● GIVEN REQUEST
Repeat the lines that follow, leaving nothing out.

● RECORD LIST
·····
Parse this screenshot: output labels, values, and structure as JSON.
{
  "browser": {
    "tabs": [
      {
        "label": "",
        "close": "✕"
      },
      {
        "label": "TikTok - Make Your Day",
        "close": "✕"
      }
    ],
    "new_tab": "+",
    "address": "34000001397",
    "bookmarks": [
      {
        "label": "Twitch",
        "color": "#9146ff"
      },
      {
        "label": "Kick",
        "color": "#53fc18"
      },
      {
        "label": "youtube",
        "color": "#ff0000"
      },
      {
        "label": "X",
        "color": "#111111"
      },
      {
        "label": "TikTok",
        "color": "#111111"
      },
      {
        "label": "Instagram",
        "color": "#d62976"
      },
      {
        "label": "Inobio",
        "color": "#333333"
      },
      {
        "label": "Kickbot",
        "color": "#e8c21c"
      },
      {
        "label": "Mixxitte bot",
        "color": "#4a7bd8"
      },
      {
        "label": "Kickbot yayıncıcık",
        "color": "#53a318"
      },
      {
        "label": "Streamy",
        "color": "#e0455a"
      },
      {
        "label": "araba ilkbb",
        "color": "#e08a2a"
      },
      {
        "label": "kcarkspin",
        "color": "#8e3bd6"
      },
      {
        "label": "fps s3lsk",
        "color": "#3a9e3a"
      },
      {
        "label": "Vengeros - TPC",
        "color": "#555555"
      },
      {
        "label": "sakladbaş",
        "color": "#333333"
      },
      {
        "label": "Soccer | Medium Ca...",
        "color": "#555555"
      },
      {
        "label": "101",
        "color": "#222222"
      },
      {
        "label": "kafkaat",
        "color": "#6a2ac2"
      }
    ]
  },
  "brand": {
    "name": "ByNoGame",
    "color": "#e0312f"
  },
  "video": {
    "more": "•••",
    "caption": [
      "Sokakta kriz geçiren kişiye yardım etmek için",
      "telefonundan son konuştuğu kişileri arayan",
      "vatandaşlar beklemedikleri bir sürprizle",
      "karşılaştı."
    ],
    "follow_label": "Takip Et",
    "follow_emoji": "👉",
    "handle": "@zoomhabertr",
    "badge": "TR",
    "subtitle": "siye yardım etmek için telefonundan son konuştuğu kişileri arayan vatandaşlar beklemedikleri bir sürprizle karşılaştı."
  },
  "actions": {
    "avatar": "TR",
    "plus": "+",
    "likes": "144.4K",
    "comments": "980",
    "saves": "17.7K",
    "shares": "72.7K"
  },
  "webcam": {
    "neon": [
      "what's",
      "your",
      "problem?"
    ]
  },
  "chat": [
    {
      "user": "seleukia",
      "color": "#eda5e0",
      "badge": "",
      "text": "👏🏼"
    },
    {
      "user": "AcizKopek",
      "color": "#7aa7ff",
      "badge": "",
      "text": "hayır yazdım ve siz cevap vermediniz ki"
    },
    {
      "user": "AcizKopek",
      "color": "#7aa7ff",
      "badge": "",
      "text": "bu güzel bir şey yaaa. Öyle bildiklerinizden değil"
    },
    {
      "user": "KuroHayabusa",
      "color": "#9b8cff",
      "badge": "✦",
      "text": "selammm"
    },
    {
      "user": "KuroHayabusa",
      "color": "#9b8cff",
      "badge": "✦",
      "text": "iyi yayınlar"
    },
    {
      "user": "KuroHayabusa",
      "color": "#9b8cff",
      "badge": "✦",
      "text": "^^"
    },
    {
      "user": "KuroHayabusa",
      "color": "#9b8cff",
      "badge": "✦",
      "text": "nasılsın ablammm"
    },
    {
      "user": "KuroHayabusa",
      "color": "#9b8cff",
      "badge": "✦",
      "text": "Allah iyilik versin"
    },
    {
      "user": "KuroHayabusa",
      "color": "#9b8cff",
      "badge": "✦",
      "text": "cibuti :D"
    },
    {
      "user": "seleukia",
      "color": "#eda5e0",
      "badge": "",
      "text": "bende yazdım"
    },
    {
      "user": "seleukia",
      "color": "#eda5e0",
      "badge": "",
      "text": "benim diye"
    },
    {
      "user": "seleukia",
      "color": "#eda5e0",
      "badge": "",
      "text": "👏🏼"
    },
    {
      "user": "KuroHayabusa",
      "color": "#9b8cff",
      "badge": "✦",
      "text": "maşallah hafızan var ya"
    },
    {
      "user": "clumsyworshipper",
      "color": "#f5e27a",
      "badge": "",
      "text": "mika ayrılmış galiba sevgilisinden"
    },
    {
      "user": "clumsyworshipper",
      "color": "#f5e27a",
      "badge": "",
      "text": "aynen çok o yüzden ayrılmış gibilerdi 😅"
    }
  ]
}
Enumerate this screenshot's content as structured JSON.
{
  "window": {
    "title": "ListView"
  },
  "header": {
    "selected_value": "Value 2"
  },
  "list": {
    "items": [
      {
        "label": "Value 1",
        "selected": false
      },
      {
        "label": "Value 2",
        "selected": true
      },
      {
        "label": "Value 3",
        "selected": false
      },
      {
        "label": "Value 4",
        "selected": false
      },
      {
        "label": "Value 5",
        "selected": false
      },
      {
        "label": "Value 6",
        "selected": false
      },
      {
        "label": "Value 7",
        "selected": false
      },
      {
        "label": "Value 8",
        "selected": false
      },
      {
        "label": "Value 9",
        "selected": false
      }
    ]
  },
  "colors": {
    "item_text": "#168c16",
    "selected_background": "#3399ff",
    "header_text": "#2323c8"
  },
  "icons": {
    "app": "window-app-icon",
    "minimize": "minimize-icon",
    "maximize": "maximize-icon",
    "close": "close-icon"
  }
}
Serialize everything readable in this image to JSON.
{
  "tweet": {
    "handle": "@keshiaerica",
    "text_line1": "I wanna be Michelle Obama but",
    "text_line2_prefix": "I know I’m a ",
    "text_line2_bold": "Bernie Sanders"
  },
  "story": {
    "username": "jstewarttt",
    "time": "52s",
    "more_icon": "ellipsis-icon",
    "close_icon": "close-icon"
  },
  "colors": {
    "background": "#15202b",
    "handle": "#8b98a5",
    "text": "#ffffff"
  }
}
·····
● CORRECT ANSWER
Parse this screenshot: output labels, values, and structure as JSON.
{
  "browser": {
    "tabs": [
      {
        "label": "",
        "close": "✕"
      },
      {
        "label": "TikTok - Make Your Day",
        "close": "✕"
      }
    ],
    "new_tab": "+",
    "address": "34000001397",
    "bookmarks": [
      {
        "label": "Twitch",
        "color": "#9146ff"
      },
      {
        "label": "Kick",
        "color": "#53fc18"
      },
      {
        "label": "youtube",
        "color": "#ff0000"
      },
      {
        "label": "X",
        "color": "#111111"
      },
      {
        "label": "TikTok",
        "color": "#111111"
      },
      {
        "label": "Instagram",
        "color": "#d62976"
      },
      {
        "label": "Inobio",
        "color": "#333333"
      },
      {
        "label": "Kickbot",
        "color": "#e8c21c"
      },
      {
        "label": "Mixxitte bot",
        "color": "#4a7bd8"
      },
      {
        "label": "Kickbot yayıncıcık",
        "color": "#53a318"
      },
      {
        "label": "Streamy",
        "color": "#e0455a"
      },
      {
        "label": "araba ilkbb",
        "color": "#e08a2a"
      },
      {
        "label": "kcarkspin",
        "color": "#8e3bd6"
      },
      {
        "label": "fps s3lsk",
        "color": "#3a9e3a"
      },
      {
        "label": "Vengeros - TPC",
        "color": "#555555"
      },
      {
        "label": "sakladbaş",
        "color": "#333333"
      },
      {
        "label": "Soccer | Medium Ca...",
        "color": "#555555"
      },
      {
        "label": "101",
        "color": "#222222"
      },
      {
        "label": "kafkaat",
        "color": "#6a2ac2"
      }
    ]
  },
  "brand": {
    "name": "ByNoGame",
    "color": "#e0312f"
  },
  "video": {
    "more": "•••",
    "caption": [
      "Sokakta kriz geçiren kişiye yardım etmek için",
      "telefonundan son konuştuğu kişileri arayan",
      "vatandaşlar beklemedikleri bir sürprizle",
      "karşılaştı."
    ],
    "follow_label": "Takip Et",
    "follow_emoji": "👉",
    "handle": "@zoomhabertr",
    "badge": "TR",
    "subtitle": "siye yardım etmek için telefonundan son konuştuğu kişileri arayan vatandaşlar beklemedikleri bir sürprizle karşılaştı."
  },
  "actions": {
    "avatar": "TR",
    "plus": "+",
    "likes": "144.4K",
    "comments": "980",
    "saves": "17.7K",
    "shares": "72.7K"
  },
  "webcam": {
    "neon": [
      "what's",
      "your",
      "problem?"
    ]
  },
  "chat": [
    {
      "user": "seleukia",
      "color": "#eda5e0",
      "badge": "",
      "text": "👏🏼"
    },
    {
      "user": "AcizKopek",
      "color": "#7aa7ff",
      "badge": "",
      "text": "hayır yazdım ve siz cevap vermediniz ki"
    },
    {
      "user": "AcizKopek",
      "color": "#7aa7ff",
      "badge": "",
      "text": "bu güzel bir şey yaaa. Öyle bildiklerinizden değil"
    },
    {
      "user": "KuroHayabusa",
      "color": "#9b8cff",
      "badge": "✦",
      "text": "selammm"
    },
    {
      "user": "KuroHayabusa",
      "color": "#9b8cff",
      "badge": "✦",
      "text": "iyi yayınlar"
    },
    {
      "user": "KuroHayabusa",
      "color": "#9b8cff",
      "badge": "✦",
      "text": "^^"
    },
    {
      "user": "KuroHayabusa",
      "color": "#9b8cff",
      "badge": "✦",
      "text": "nasılsın ablammm"
    },
    {
      "user": "KuroHayabusa",
      "color": "#9b8cff",
      "badge": "✦",
      "text": "Allah iyilik versin"
    },
    {
      "user": "KuroHayabusa",
      "color": "#9b8cff",
      "badge": "✦",
      "text": "cibuti :D"
    },
    {
      "user": "seleukia",
      "color": "#eda5e0",
      "badge": "",
      "text": "bende yazdım"
    },
    {
      "user": "seleukia",
      "color": "#eda5e0",
      "badge": "",
      "text": "benim diye"
    },
    {
      "user": "seleukia",
      "color": "#eda5e0",
      "badge": "",
      "text": "👏🏼"
    },
    {
      "user": "KuroHayabusa",
      "color": "#9b8cff",
      "badge": "✦",
      "text": "maşallah hafızan var ya"
    },
    {
      "user": "clumsyworshipper",
      "color": "#f5e27a",
      "badge": "",
      "text": "mika ayrılmış galiba sevgilisinden"
    },
    {
      "user": "clumsyworshipper",
      "color": "#f5e27a",
      "badge": "",
      "text": "aynen çok o yüzden ayrılmış gibilerdi 😅"
    }
  ]
}
Enumerate this screenshot's content as structured JSON.
{
  "window": {
    "title": "ListView"
  },
  "header": {
    "selected_value": "Value 2"
  },
  "list": {
    "items": [
      {
        "label": "Value 1",
        "selected": false
      },
      {
        "label": "Value 2",
        "selected": true
      },
      {
        "label": "Value 3",
        "selected": false
      },
      {
        "label": "Value 4",
        "selected": false
      },
      {
        "label": "Value 5",
        "selected": false
      },
      {
        "label": "Value 6",
        "selected": false
      },
      {
        "label": "Value 7",
        "selected": false
      },
      {
        "label": "Value 8",
        "selected": false
      },
      {
        "label": "Value 9",
        "selected": false
      }
    ]
  },
  "colors": {
    "item_text": "#168c16",
    "selected_background": "#3399ff",
    "header_text": "#2323c8"
  },
  "icons": {
    "app": "window-app-icon",
    "minimize": "minimize-icon",
    "maximize": "maximize-icon",
    "close": "close-icon"
  }
}
Serialize everything readable in this image to JSON.
{
  "tweet": {
    "handle": "@keshiaerica",
    "text_line1": "I wanna be Michelle Obama but",
    "text_line2_prefix": "I know I’m a ",
    "text_line2_bold": "Bernie Sanders"
  },
  "story": {
    "username": "jstewarttt",
    "time": "52s",
    "more_icon": "ellipsis-icon",
    "close_icon": "close-icon"
  },
  "colors": {
    "background": "#15202b",
    "handle": "#8b98a5",
    "text": "#ffffff"
  }
}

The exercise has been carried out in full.